Goal: Go through the lines below. Copy those with "source".
— Start of Supplied entries —
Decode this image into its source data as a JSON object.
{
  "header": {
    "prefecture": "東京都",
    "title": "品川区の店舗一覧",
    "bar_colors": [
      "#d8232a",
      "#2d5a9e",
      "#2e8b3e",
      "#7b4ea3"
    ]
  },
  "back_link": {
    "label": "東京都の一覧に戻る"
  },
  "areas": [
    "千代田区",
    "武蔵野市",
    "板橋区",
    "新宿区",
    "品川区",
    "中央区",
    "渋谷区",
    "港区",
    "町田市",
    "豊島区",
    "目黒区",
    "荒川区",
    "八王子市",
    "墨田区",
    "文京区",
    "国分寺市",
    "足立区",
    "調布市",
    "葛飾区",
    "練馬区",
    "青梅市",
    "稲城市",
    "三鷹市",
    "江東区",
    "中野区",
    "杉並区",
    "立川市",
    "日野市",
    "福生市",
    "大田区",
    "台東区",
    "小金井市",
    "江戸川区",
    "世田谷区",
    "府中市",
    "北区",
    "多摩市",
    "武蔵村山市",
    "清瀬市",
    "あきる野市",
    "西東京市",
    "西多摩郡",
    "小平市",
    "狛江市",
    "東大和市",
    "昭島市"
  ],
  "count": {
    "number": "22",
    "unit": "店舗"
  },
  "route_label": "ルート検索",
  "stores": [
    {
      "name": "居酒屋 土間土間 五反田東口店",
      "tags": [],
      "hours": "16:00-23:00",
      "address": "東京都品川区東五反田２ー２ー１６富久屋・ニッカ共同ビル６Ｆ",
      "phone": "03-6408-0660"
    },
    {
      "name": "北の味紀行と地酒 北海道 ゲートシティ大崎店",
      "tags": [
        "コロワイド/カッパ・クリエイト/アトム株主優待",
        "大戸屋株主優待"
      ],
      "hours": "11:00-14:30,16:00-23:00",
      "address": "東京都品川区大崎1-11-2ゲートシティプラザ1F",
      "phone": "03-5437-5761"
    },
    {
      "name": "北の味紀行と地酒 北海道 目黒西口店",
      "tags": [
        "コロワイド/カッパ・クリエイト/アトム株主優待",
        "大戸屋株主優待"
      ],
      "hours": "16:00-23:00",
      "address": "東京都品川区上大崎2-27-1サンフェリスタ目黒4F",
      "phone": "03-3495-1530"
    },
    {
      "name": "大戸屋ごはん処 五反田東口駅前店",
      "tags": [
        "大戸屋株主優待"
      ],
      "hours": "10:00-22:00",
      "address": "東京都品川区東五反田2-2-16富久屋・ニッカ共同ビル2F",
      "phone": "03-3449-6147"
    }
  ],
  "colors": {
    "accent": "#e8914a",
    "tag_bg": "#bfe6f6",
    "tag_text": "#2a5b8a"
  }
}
— End of Supplied entries —
— Start of Supplied entries —
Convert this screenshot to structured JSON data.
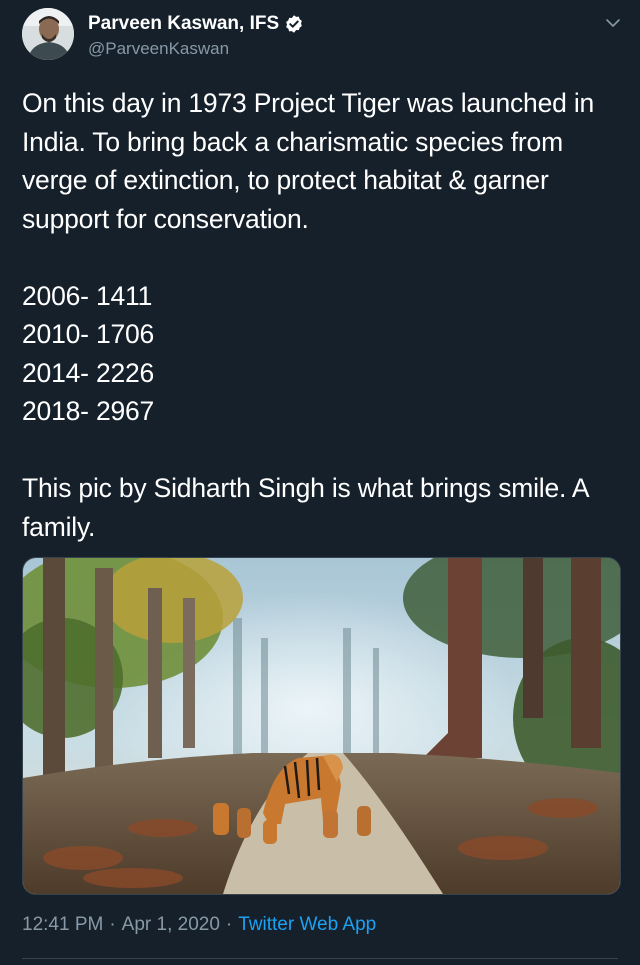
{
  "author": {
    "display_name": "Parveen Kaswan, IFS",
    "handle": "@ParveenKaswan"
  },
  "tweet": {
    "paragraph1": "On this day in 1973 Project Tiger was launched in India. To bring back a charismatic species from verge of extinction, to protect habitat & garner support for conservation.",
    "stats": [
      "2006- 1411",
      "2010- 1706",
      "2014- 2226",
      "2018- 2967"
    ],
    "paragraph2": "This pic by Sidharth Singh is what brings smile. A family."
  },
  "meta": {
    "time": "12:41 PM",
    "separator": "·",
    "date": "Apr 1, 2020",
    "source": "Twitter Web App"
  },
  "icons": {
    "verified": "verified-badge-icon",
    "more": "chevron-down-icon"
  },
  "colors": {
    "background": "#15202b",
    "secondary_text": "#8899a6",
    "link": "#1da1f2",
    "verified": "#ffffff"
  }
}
— End of Supplied entries —
Exercise solution:
Decode this image into its source data as a JSON object.
    "source": "Twitter Web App"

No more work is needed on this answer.